*EXTRACTED DATA:*
------------------------------

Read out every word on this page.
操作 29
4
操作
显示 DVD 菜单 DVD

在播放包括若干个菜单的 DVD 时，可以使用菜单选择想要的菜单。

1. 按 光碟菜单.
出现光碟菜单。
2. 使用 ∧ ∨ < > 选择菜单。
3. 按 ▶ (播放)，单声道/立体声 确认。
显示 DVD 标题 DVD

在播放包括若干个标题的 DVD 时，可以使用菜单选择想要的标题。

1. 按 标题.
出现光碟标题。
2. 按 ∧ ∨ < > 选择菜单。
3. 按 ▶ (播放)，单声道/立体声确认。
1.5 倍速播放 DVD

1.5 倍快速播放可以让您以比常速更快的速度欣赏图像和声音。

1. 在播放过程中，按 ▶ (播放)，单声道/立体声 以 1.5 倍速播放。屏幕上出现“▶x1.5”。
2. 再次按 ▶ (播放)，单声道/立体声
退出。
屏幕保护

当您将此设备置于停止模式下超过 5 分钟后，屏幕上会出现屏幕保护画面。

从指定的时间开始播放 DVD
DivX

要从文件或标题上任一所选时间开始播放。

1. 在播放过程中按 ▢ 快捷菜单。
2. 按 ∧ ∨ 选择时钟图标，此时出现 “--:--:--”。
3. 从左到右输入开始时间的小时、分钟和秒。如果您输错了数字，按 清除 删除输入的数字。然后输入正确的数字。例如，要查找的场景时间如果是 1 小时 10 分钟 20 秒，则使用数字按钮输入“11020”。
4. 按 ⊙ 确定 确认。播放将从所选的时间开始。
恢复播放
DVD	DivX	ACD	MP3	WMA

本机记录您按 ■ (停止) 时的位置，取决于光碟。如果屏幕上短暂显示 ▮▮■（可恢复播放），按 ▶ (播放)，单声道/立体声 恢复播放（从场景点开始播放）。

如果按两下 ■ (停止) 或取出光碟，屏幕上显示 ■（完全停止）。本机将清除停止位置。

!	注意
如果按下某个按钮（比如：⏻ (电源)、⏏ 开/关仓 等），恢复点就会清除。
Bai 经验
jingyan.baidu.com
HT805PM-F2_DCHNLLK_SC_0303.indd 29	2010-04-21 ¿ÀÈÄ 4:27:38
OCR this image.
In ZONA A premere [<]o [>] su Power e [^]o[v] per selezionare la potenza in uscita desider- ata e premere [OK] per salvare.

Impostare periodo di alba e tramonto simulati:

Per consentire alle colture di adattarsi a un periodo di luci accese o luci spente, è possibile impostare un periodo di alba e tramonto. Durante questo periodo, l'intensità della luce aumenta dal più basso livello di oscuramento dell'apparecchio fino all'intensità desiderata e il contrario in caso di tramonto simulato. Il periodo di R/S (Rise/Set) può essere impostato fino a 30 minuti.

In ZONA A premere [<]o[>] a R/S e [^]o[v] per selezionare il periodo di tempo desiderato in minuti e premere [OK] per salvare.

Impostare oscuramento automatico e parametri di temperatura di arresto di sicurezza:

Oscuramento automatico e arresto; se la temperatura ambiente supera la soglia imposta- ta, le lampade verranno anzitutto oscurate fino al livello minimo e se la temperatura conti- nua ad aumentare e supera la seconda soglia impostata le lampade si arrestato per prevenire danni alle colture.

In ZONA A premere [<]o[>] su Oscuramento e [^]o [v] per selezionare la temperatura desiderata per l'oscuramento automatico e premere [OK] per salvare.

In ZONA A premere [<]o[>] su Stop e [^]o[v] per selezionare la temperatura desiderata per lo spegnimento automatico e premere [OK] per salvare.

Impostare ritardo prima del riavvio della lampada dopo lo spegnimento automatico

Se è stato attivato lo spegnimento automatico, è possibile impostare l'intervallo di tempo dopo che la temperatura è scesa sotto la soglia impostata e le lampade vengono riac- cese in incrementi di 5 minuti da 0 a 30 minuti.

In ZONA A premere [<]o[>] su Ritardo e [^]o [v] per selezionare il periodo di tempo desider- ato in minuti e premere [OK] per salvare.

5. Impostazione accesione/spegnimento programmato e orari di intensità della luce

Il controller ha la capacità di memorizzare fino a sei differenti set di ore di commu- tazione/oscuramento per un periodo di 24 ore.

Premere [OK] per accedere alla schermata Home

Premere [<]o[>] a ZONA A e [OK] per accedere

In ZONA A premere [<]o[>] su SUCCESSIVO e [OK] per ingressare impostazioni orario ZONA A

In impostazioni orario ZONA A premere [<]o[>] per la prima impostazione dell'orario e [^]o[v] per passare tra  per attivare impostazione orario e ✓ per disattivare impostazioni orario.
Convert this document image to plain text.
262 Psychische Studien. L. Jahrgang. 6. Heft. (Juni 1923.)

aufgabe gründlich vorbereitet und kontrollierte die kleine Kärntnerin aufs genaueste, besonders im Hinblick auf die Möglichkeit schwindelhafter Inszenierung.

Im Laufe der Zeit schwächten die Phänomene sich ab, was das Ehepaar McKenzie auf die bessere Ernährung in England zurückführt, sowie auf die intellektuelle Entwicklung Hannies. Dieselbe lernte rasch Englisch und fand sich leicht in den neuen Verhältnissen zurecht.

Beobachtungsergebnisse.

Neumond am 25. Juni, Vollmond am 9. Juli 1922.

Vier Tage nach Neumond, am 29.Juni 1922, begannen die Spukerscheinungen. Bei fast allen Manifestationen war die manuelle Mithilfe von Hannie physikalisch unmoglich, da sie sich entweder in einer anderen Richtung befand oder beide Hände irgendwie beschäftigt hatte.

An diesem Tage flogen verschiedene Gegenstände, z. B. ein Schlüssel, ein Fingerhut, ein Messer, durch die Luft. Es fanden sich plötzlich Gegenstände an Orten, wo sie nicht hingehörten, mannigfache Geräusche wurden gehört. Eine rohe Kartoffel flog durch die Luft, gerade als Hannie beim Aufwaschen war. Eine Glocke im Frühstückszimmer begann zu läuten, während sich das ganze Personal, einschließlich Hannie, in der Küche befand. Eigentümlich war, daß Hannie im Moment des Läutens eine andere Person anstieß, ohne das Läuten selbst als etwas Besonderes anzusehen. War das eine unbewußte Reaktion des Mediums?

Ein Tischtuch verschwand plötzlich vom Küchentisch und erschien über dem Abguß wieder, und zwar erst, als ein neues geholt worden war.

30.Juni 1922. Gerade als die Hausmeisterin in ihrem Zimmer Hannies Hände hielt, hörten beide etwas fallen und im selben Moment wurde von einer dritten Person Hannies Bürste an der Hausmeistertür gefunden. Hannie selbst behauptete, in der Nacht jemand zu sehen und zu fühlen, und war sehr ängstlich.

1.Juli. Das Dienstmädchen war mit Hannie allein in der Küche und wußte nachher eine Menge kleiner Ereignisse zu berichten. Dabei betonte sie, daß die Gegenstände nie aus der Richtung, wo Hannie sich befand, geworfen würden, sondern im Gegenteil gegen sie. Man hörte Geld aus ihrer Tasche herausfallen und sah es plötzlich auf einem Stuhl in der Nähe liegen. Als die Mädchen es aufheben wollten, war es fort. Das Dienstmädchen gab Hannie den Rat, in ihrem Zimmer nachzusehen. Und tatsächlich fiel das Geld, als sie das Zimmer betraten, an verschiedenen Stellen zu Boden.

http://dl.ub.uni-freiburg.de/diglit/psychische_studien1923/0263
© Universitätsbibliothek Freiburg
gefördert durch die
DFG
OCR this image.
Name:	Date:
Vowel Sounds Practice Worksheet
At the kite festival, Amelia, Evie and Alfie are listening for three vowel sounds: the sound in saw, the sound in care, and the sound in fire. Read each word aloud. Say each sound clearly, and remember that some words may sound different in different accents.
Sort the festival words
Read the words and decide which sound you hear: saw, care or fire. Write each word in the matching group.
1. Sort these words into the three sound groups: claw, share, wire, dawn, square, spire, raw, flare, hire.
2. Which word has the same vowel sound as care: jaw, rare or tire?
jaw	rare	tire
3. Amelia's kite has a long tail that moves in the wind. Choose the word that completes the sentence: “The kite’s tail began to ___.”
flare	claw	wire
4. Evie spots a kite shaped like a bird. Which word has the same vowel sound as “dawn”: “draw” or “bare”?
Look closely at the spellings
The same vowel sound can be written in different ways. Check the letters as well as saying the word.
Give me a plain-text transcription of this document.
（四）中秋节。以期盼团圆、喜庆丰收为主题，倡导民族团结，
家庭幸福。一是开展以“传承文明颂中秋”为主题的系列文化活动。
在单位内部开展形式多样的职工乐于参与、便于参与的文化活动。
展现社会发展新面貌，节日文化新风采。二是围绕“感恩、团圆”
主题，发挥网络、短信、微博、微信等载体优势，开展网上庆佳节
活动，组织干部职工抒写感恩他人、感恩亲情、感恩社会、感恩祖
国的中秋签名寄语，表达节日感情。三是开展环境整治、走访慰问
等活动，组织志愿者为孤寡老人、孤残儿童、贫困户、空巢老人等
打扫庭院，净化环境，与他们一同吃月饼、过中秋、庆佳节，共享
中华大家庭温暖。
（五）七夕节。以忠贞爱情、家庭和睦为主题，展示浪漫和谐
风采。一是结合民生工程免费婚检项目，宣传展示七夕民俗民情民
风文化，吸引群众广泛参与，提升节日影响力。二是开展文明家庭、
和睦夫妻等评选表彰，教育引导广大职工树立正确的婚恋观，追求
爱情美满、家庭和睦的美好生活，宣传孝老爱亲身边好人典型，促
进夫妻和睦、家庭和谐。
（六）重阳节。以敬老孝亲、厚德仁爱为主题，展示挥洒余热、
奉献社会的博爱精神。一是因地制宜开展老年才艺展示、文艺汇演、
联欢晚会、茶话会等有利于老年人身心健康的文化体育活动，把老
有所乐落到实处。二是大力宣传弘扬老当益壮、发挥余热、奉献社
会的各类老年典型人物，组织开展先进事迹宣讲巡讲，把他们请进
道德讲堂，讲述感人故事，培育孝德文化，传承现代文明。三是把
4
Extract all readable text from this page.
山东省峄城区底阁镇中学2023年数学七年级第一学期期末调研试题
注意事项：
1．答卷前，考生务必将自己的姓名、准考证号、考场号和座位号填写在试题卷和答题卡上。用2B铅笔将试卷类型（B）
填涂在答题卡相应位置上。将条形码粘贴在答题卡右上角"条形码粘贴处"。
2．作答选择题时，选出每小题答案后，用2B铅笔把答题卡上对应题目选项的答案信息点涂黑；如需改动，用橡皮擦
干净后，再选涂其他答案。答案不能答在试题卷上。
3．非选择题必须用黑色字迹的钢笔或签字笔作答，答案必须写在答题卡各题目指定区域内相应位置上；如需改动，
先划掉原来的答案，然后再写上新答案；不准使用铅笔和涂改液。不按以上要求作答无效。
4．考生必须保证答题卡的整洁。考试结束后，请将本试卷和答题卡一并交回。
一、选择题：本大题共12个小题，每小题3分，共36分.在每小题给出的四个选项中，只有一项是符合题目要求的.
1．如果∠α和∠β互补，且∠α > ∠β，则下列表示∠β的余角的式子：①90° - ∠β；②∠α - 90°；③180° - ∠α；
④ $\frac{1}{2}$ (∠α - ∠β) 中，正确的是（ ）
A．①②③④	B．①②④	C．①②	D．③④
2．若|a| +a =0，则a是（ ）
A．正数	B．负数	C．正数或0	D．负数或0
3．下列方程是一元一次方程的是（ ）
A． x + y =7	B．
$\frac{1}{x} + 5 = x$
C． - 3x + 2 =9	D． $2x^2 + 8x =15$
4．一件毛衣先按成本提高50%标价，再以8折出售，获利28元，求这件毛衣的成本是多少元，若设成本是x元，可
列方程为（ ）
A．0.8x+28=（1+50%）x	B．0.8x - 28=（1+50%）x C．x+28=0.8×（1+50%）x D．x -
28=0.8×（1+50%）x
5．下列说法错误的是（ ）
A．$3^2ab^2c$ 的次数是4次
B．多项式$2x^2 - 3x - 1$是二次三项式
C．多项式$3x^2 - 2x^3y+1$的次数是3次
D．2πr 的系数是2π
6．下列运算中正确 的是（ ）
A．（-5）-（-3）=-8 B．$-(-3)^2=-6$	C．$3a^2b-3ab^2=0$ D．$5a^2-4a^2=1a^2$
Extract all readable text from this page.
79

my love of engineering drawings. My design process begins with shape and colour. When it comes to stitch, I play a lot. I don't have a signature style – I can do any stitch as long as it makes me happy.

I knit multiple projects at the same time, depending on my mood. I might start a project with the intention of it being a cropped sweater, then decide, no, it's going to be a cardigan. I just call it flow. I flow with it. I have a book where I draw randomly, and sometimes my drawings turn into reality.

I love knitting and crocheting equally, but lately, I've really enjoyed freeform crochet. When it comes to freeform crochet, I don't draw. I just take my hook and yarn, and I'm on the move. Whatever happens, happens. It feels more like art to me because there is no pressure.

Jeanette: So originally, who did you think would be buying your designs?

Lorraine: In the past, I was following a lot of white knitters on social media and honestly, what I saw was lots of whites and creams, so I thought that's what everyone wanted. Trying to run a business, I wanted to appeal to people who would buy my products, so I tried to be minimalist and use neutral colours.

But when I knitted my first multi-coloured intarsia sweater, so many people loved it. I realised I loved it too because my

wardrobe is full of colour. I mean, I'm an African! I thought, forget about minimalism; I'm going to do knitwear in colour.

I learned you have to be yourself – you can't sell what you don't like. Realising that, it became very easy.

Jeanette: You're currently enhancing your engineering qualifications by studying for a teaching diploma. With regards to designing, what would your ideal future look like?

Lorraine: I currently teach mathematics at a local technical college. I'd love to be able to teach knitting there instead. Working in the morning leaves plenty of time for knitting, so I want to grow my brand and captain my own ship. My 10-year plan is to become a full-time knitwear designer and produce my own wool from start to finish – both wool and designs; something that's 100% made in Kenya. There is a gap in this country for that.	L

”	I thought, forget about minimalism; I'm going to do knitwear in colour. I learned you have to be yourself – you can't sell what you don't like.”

------------------------------

*WHAT YOU SHOULD DO:* Check every line of the material for the string "恢复播放" and give the number of lines that have it, without anything else.

*CORRECT ANSWER:* 2